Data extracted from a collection
• • •

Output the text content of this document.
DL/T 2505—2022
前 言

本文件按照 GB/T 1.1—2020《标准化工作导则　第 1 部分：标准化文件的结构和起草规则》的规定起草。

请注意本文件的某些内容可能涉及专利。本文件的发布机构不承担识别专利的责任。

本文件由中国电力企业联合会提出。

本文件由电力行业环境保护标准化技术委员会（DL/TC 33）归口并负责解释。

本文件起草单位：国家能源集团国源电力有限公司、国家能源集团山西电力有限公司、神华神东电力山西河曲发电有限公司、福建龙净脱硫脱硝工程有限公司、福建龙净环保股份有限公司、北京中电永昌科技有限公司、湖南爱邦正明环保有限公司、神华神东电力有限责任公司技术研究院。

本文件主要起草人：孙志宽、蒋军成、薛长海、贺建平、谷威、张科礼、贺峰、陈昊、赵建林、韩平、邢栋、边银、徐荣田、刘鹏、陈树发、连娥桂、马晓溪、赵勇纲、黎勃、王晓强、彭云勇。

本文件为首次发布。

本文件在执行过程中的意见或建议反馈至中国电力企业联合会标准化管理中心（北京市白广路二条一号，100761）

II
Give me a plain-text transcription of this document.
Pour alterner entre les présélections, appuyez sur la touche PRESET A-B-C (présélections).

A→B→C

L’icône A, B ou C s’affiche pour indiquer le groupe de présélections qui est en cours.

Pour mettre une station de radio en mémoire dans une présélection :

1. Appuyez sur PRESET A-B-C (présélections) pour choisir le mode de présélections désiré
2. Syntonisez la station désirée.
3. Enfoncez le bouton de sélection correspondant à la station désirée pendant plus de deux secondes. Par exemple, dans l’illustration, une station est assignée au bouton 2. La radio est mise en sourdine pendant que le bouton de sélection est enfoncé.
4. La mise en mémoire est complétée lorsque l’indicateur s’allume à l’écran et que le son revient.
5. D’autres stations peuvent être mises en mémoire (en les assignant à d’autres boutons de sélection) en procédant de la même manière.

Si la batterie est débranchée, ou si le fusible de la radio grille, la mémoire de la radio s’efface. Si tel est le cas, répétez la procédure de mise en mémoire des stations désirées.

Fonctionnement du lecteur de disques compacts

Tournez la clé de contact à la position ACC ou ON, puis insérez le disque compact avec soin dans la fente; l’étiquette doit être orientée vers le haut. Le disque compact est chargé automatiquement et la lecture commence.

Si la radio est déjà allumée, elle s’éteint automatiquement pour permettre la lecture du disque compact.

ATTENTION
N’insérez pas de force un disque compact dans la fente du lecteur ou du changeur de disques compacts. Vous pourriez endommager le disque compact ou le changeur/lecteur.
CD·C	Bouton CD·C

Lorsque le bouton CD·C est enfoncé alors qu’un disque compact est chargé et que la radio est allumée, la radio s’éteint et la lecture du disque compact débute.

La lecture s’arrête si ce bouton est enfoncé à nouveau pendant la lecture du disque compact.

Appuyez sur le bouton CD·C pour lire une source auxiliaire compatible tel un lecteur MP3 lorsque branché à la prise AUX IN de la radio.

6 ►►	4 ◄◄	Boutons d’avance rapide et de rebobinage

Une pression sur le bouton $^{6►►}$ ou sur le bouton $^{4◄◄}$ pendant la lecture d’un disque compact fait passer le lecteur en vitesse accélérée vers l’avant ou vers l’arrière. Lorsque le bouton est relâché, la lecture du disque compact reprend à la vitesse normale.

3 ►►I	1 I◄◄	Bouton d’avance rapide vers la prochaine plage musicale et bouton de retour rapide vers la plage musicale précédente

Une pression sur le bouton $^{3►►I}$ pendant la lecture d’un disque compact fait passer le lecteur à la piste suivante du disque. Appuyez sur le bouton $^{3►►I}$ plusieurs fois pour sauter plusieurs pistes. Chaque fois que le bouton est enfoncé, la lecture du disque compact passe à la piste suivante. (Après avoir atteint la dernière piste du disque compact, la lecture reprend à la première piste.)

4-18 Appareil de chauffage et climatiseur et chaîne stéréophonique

• • •

* [What to work on] Say only how many lines in the records carry the word "disques".

* [Response to this exercise] 2